What is needed:
Drop all images and give the records again exactly.

[Dataset items]
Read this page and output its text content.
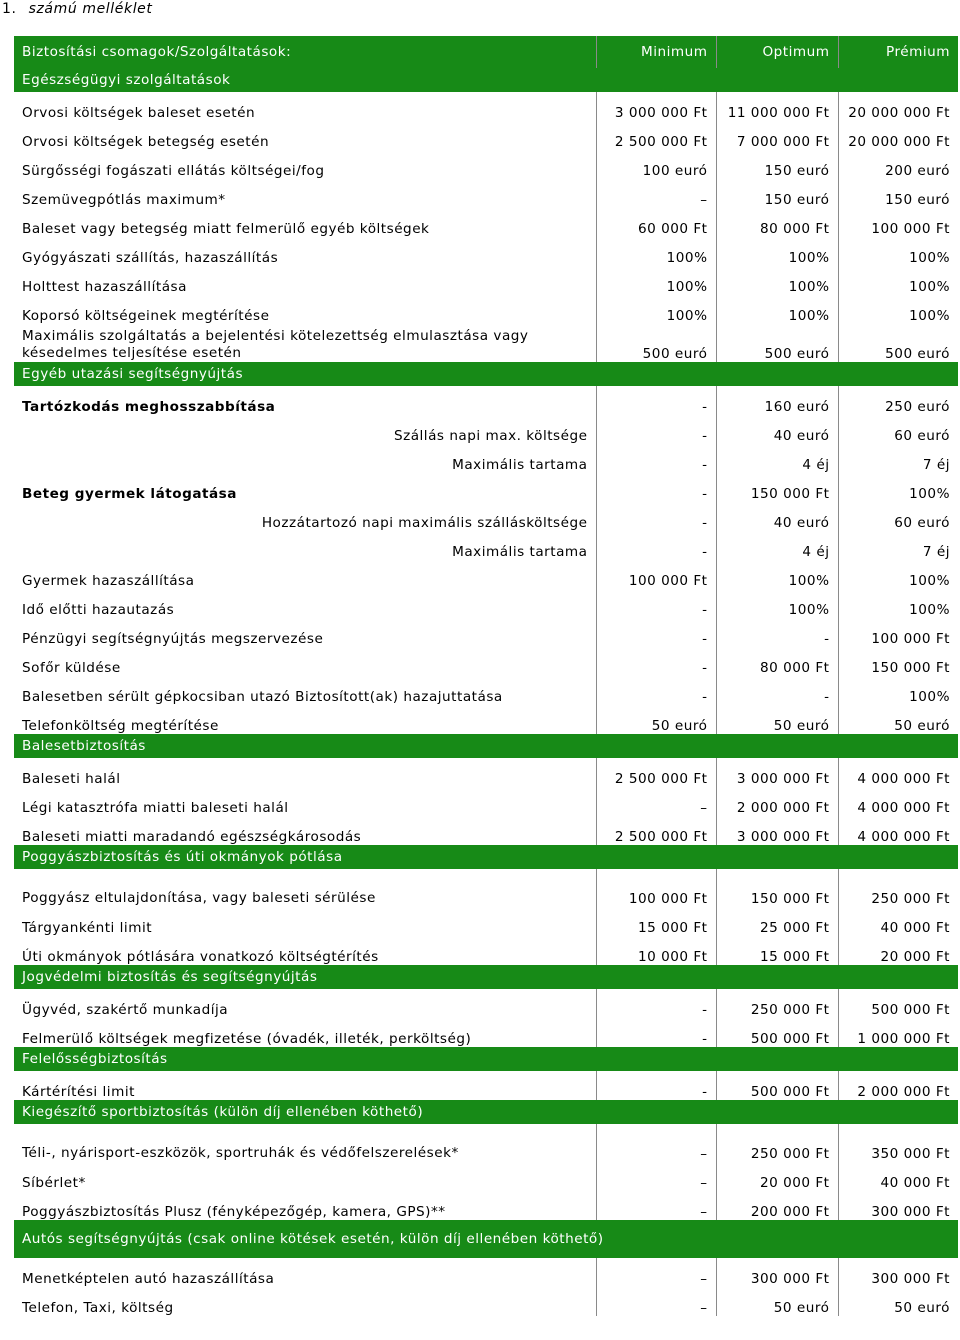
1. számú melléklet
Biztosítási csomagok/Szolgáltatások:	Minimum	Optimum	Prémium
Egészségügyi szolgáltatások			
Orvosi költségek baleset esetén	3 000 000 Ft	11 000 000 Ft	20 000 000 Ft
Orvosi költségek betegség esetén	2 500 000 Ft	7 000 000 Ft	20 000 000 Ft
Sürgősségi fogászati ellátás költségei/fog	100 euró	150 euró	200 euró
Szemüvegpótlás maximum*	–	150 euró	150 euró
Baleset vagy betegség miatt felmerülő egyéb költségek	60 000 Ft	80 000 Ft	100 000 Ft
Gyógyászati szállítás, hazaszállítás	100%	100%	100%
Holttest hazaszállítása	100%	100%	100%
Koporsó költségeinek megtérítése	100%	100%	100%
Maximális szolgáltatás a bejelentési kötelezettség elmulasztása vagy késedelmes teljesítése esetén	500 euró	500 euró	500 euró
Egyéb utazási segítségnyújtás			
Tartózkodás meghosszabbítása	-	160 euró	250 euró
Szállás napi max. költsége	-	40 euró	60 euró
Maximális tartama	-	4 éj	7 éj
Beteg gyermek látogatása	-	150 000 Ft	100%
Hozzátartozó napi maximális szállásköltsége	-	40 euró	60 euró
Maximális tartama	-	4 éj	7 éj
Gyermek hazaszállítása	100 000 Ft	100%	100%
Idő előtti hazautazás	-	100%	100%
Pénzügyi segítségnyújtás megszervezése	-	-	100 000 Ft
Sofőr küldése	-	80 000 Ft	150 000 Ft
Balesetben sérült gépkocsiban utazó Biztosított(ak) hazajuttatása	-	-	100%
Telefonköltség megtérítése	50 euró	50 euró	50 euró
Balesetbiztosítás			
Baleseti halál	2 500 000 Ft	3 000 000 Ft	4 000 000 Ft
Légi katasztrófa miatti baleseti halál	–	2 000 000 Ft	4 000 000 Ft
Baleseti miatti maradandó egészségkárosodás	2 500 000 Ft	3 000 000 Ft	4 000 000 Ft
Poggyászbiztosítás és úti okmányok pótlása			
Poggyász eltulajdonítása, vagy baleseti sérülése	100 000 Ft	150 000 Ft	250 000 Ft
Tárgyankénti limit	15 000 Ft	25 000 Ft	40 000 Ft
Úti okmányok pótlására vonatkozó költségtérítés	10 000 Ft	15 000 Ft	20 000 Ft
Jogvédelmi biztosítás és segítségnyújtás			
Ügyvéd, szakértő munkadíja	-	250 000 Ft	500 000 Ft
Felmerülő költségek megfizetése (óvadék, illeték, perköltség)	-	500 000 Ft	1 000 000 Ft
Felelősségbiztosítás			
Kártérítési limit	-	500 000 Ft	2 000 000 Ft
Kiegészítő sportbiztosítás (külön díj ellenében köthető)			
Téli-, nyárisport-eszközök, sportruhák és védőfelszerelések*	–	250 000 Ft	350 000 Ft
Síbérlet*	–	20 000 Ft	40 000 Ft
Poggyászbiztosítás Plusz (fényképezőgép, kamera, GPS)**	–	200 000 Ft	300 000 Ft
Autós segítségnyújtás (csak online kötések esetén, külön díj ellenében köthető)			
Menetképtelen autó hazaszállítása	–	300 000 Ft	300 000 Ft
Telefon, Taxi, költség	–	50 euró	50 euró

Final result:
Read this page and output its text content.
1. számú melléklet
Biztosítási csomagok/Szolgáltatások:	Minimum	Optimum	Prémium
Egészségügyi szolgáltatások			
Orvosi költségek baleset esetén	3 000 000 Ft	11 000 000 Ft	20 000 000 Ft
Orvosi költségek betegség esetén	2 500 000 Ft	7 000 000 Ft	20 000 000 Ft
Sürgősségi fogászati ellátás költségei/fog	100 euró	150 euró	200 euró
Szemüvegpótlás maximum*	–	150 euró	150 euró
Baleset vagy betegség miatt felmerülő egyéb költségek	60 000 Ft	80 000 Ft	100 000 Ft
Gyógyászati szállítás, hazaszállítás	100%	100%	100%
Holttest hazaszállítása	100%	100%	100%
Koporsó költségeinek megtérítése	100%	100%	100%
Maximális szolgáltatás a bejelentési kötelezettség elmulasztása vagy késedelmes teljesítése esetén	500 euró	500 euró	500 euró
Egyéb utazási segítségnyújtás			
Tartózkodás meghosszabbítása	-	160 euró	250 euró
Szállás napi max. költsége	-	40 euró	60 euró
Maximális tartama	-	4 éj	7 éj
Beteg gyermek látogatása	-	150 000 Ft	100%
Hozzátartozó napi maximális szállásköltsége	-	40 euró	60 euró
Maximális tartama	-	4 éj	7 éj
Gyermek hazaszállítása	100 000 Ft	100%	100%
Idő előtti hazautazás	-	100%	100%
Pénzügyi segítségnyújtás megszervezése	-	-	100 000 Ft
Sofőr küldése	-	80 000 Ft	150 000 Ft
Balesetben sérült gépkocsiban utazó Biztosított(ak) hazajuttatása	-	-	100%
Telefonköltség megtérítése	50 euró	50 euró	50 euró
Balesetbiztosítás			
Baleseti halál	2 500 000 Ft	3 000 000 Ft	4 000 000 Ft
Légi katasztrófa miatti baleseti halál	–	2 000 000 Ft	4 000 000 Ft
Baleseti miatti maradandó egészségkárosodás	2 500 000 Ft	3 000 000 Ft	4 000 000 Ft
Poggyászbiztosítás és úti okmányok pótlása			
Poggyász eltulajdonítása, vagy baleseti sérülése	100 000 Ft	150 000 Ft	250 000 Ft
Tárgyankénti limit	15 000 Ft	25 000 Ft	40 000 Ft
Úti okmányok pótlására vonatkozó költségtérítés	10 000 Ft	15 000 Ft	20 000 Ft
Jogvédelmi biztosítás és segítségnyújtás			
Ügyvéd, szakértő munkadíja	-	250 000 Ft	500 000 Ft
Felmerülő költségek megfizetése (óvadék, illeték, perköltség)	-	500 000 Ft	1 000 000 Ft
Felelősségbiztosítás			
Kártérítési limit	-	500 000 Ft	2 000 000 Ft
Kiegészítő sportbiztosítás (külön díj ellenében köthető)			
Téli-, nyárisport-eszközök, sportruhák és védőfelszerelések*	–	250 000 Ft	350 000 Ft
Síbérlet*	–	20 000 Ft	40 000 Ft
Poggyászbiztosítás Plusz (fényképezőgép, kamera, GPS)**	–	200 000 Ft	300 000 Ft
Autós segítségnyújtás (csak online kötések esetén, külön díj ellenében köthető)			
Menetképtelen autó hazaszállítása	–	300 000 Ft	300 000 Ft
Telefon, Taxi, költség	–	50 euró	50 euró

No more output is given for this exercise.